### Input records

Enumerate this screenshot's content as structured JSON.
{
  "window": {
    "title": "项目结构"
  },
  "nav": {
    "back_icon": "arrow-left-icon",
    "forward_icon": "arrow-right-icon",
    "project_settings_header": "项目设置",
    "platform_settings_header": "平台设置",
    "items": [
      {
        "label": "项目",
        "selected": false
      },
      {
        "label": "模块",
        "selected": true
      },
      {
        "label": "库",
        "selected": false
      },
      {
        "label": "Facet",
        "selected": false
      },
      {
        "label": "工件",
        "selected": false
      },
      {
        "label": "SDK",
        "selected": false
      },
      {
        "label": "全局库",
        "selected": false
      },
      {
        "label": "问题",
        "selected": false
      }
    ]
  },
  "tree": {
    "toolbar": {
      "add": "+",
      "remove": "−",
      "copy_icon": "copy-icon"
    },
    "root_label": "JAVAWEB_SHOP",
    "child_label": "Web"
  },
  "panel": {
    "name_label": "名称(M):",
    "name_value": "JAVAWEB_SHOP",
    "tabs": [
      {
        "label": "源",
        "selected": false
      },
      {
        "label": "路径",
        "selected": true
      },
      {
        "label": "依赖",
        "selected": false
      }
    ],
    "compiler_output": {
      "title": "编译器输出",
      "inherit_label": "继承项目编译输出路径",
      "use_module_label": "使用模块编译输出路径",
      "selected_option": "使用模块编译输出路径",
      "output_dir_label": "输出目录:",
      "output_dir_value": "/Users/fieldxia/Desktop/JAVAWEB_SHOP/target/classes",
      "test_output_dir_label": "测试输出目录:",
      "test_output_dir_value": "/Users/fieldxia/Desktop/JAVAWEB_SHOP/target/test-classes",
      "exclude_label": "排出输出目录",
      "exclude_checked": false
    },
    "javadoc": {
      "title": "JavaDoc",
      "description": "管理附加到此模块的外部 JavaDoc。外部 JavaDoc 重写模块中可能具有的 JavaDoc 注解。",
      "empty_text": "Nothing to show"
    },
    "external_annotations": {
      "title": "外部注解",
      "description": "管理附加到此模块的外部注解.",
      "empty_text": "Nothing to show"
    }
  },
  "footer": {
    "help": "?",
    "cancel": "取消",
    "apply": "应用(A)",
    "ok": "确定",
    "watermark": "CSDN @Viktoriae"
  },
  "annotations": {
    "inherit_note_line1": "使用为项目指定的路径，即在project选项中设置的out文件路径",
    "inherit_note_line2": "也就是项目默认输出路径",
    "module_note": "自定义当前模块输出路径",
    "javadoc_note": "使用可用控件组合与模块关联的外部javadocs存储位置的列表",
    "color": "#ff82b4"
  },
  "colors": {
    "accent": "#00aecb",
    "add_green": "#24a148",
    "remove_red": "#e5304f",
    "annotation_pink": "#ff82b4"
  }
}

######

Pull every line containing "Users" from the data.

      "output_dir_value": "/Users/fieldxia/Desktop/JAVAWEB_SHOP/target/classes",
      "test_output_dir_value": "/Users/fieldxia/Desktop/JAVAWEB_SHOP/target/test-classes",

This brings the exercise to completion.